66.わけのわからない世界について

わけのわからない世界に住んでいる。

「日本はPCR検査数が少なく、そのため日々の感染者数の発表は意味がなく、感染判明者数と呼ぶのが適切で、その数値に一喜一憂するのはトンマである。唯一参考になる統計は「超過死亡」だけである」

 

わけのわからない世界に住んでいる。

「闇雲に検査すると無症状・軽症者が殺到しクラスター化する怖れがある上に、医療資源を消耗し重症者の治療に手が回らなくなり死亡者が増えてしまうので、専門家会議は、重症者の治療に医療資源を投入する方針をとりました。この政府方針のお陰で、日本の死者数は少ないのです。」

 

わけのわからない世界に住んでいる。

「世界の人々は日本のコロナ対策の遅れ、大規模な検査を行わない方針について疑問を持っています」

 

わけのわからない世界に住んでいる。

「マスコミは世界で日本が褒められていることについて報道しておらず日本を貶めることを目的としている」

 

わけのわからない世界に住んでいる。

「検事の任期延長は高齢化社会のための公務員任期延長の一環なのでこれが頓挫することで若い世代が損をする」

 

わけのわからない世界に住んでいる。

「政府が配ると言ったマスクはまだ届かない。意味なかったのでは?」

 

わけのわからない世界に住んでいる。

「マスクを全世帯に配ることを政府が宣言したためマスクの転売が無効化され、結果的にマスクの価格を下げた。また、布マスクでもよいという風潮を作ったのも見逃せない」

 

わけのわからない世界に住んでいる。

「政府は真面目に実直に対応しているのに、モンスタークレーマーがいるからマスクを検品しなければならず配布が遅れ、モンスタークレーマーがいるから検査を行おうとすると医療崩壊が起きる」

 

わけのわからない世界に生きている。

「自他分離ができてないから政府への批判を自分への批判と勘違いするの。現場に真面目な人が多いことと、全体の方針が間違えていることは同時に成立するの。太平洋戦争の時もそうだった。今回もそうならないとは限らない」

 

わけのわからない世界にいる。

「思考には自分の心の中だけでするものではなく、対話を通した中で積み上げていくものもある。多くの思考は後者によって育まれてきた」

 

わけのわからない世界に住んでいる。

「誤った意見、事実と異なる情報が一人歩きするので、不確実なことは言うべきではない」

 

わけのわからない世界に住んでいる。

わけのわからない世界に住んでいると、わかる範囲のサブカルチャーにのめり込んで、自分だけが気づいた細部に耽溺したくなる。そうするとわけのわからない世界が見えなくなるから。そうじゃなくても仕事に集中してお金を稼ぐことに夢中になっていればわけのわからない世界は見えなくなる。

でもわけのわからない世界ができてしまった原因には、そうやって多くの人が自分ごとにかまけていたことが原因にある。山にゴミを捨てれば環境破壊だと気づくが、ゴミを見ないようにすることもまた環境破壊なの。

 

ひとまずは

①確定未確定を含め、情報が整理されていること。

記録一覧.

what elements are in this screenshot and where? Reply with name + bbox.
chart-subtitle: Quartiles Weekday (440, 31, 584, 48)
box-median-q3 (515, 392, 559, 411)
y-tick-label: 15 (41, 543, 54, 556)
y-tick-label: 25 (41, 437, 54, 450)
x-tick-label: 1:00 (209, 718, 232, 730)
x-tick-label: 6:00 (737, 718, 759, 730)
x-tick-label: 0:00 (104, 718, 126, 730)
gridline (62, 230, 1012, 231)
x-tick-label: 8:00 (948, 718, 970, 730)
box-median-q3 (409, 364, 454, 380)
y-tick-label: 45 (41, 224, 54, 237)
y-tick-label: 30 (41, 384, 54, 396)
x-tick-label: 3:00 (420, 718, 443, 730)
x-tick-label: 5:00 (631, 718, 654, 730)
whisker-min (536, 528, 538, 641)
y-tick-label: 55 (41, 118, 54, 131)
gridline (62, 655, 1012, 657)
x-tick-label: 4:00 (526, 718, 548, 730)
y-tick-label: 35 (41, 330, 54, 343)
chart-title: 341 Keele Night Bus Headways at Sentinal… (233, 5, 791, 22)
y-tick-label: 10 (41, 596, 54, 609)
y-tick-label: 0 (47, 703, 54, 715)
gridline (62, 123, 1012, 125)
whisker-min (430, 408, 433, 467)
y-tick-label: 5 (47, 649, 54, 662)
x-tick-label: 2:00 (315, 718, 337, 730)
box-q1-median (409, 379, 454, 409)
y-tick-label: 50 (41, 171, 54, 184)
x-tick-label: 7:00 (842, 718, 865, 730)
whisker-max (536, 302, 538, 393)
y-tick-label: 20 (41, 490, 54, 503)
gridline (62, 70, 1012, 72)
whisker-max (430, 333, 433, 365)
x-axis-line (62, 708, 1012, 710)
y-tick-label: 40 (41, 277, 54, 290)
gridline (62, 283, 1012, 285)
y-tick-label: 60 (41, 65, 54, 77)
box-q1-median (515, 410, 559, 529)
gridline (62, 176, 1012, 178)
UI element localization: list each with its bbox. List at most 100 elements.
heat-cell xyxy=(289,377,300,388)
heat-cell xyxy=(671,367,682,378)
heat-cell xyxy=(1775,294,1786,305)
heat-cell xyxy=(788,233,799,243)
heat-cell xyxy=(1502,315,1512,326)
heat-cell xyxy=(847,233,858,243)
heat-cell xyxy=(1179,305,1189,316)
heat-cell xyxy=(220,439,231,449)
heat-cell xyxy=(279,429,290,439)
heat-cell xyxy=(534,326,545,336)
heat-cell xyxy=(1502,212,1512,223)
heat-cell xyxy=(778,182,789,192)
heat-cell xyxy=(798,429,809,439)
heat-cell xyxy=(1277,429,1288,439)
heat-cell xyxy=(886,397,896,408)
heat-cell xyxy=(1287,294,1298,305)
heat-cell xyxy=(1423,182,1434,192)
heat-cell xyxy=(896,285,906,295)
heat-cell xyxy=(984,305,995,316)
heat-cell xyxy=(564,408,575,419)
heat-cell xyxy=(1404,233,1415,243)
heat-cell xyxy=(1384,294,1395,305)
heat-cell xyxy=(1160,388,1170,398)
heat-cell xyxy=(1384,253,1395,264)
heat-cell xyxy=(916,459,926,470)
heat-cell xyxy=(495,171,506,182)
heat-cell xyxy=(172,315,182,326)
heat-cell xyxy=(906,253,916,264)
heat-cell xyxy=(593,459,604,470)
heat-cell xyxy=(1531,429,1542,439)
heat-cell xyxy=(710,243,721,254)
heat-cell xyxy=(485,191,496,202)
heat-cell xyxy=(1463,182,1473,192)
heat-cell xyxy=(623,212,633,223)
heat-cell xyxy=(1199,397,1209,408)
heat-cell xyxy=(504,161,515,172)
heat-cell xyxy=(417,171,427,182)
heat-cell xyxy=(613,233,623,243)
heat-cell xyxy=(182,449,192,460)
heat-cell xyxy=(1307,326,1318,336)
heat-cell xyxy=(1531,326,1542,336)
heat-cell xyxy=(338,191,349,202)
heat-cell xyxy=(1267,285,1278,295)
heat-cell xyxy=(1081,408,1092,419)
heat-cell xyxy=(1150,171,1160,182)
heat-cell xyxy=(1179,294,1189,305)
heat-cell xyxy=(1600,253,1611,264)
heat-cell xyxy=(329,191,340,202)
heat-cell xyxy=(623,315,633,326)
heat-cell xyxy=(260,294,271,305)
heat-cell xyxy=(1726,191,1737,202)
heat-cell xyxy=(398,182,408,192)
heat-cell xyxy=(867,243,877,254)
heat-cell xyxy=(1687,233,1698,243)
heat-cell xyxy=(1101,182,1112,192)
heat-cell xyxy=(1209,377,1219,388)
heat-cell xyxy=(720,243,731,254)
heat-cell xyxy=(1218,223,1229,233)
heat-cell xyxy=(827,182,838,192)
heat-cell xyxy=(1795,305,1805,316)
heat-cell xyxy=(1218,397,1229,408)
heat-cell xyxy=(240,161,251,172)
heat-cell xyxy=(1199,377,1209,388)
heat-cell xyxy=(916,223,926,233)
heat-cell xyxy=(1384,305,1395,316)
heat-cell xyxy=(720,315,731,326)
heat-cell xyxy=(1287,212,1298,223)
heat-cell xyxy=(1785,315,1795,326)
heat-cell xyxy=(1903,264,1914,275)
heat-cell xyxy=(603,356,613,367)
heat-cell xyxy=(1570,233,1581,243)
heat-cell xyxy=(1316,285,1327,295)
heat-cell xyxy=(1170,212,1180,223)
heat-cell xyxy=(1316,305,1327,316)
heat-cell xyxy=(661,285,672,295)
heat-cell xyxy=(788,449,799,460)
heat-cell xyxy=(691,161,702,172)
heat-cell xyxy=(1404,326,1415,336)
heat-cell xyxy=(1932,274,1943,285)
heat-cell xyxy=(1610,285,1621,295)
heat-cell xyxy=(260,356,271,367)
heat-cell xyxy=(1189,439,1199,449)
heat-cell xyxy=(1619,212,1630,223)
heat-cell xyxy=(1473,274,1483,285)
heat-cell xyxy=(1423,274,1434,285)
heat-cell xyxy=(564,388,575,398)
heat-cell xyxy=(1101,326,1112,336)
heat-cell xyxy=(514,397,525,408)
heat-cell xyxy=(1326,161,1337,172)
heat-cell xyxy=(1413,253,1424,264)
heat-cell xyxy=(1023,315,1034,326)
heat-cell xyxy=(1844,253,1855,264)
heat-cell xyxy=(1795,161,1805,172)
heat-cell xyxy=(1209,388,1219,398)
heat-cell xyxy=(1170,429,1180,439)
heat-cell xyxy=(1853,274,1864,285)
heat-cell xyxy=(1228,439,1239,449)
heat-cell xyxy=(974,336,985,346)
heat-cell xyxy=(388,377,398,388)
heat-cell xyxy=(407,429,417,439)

作業依頼 A.
わけのわからない世界についての文章から、「66.わけのわからない世界について」から「本の死者数は少ないのです。」」までを、両端の語句も含めて一字一句たがえずに書き写してください。
作業依頼 B.
わけのわからない世界についての文章で、かぎかっこで囲まれた発言のうち「マスク」という語を含むものをすべて、かぎかっこの中身のまま書き出してください。
作業依頼 C.
わけのわからない世界についての文章を、示されている最後の一文の後から書き継いでください。

回答欄 A.
66.わけのわからない世界について

わけのわからない世界に住んでいる。

「日本はPCR検査数が少なく、そのため日々の感染者数の発表は意味がなく、感染判明者数と呼ぶのが適切で、その数値に一喜一憂するのはトンマである。唯一参考になる統計は「超過死亡」だけである」

 

わけのわからない世界に住んでいる。

「闇雲に検査すると無症状・軽症者が殺到しクラスター化する怖れがある上に、医療資源を消耗し重症者の治療に手が回らなくなり死亡者が増えてしまうので、専門家会議は、重症者の治療に医療資源を投入する方針をとりました。この政府方針のお陰で、日本の死者数は少ないのです。」

回答欄 B.
政府が配ると言ったマスクはまだ届かない。意味なかったのでは?
マスクを全世帯に配ることを政府が宣言したためマスクの転売が無効化され、結果的にマスクの価格を下げた。また、布マスクでもよいという風潮を作ったのも見逃せない
政府は真面目に実直に対応しているのに、モンスタークレーマーがいるからマスクを検品しなければならず配布が遅れ、モンスタークレーマーがいるから検査を行おうとすると医療崩壊が起きる

回答欄 C.
②政治など影響が大きいものについては決定までのプロセスが明らかになること(どんな選択肢があって、何を重視した結果どれが選ばれたのか。コーナーケースにはどの程度まで対処するのか、など)

 

この①②までを求めることが、ほとんどの人が合意できるラインだと思う。のでわたしの政治スタンスの根底はこれでいきます。

 

わけのわからない世界に住んでいる。

一人一人は会って話せば気の合う友人であったり、いい人であったりもするのだろう。

学生時代、「反出生主義」の友人が居た。その頃はそんな主義の名前も知らず、会った頃の友人はその思想を持っていなかったが。

わたしと友人は趣味を通じて出会い、好きなモノについての情報を交換し、そのうち思想を語りあうようになり、理想的な友情を育み、最終的に友人は「反出生主義」になった。その後友人とは全く別の些細なことでケンカ別れして会っていない(わたし自分の人生を生きる必要があった)が、彼がわたしの中に残した「反出生主義」については、まだ答えられていない宿題として折に触れて考えてしまう。

 

わたしの中では「反出生主義」と「子どもには最高の教育を与えなければ」とは地続きにあるし「お客様は神様です」なんていうダサい思想もその地続きにある。どれも根底は「他者の心なんてわからないから対話不能、その上で「こっちは最大限やってますから」という言い訳を守るための「立場主義」を経由して繋がっている。

「立場主義」で育てられる子どもは幸せか。

 

いずれにしてもそれでは「反出生主義」には勝てない。友人の「反出生主義」は「すでに生まれた命に対してもどーこー言うのはナシ」ではないストロングスタイルだった。

わたしは彼に生きて欲しかったので食い下がる。

「情報を整理して、プロセスを明らかにしていけば、ちょっとマシになっていくじゃないですか。そういう積み上げが希望ですよ!」

と語るわたし。

「でもまだまだゴミじゃん。ない方がマシ」

と語る友人。

 

まだ友人の勝ち。

勝てない勝負を続けている。

勝てなくていいとは思ってない。

時間無制限の勝負なので、寿命が尽きるまでには勝つ。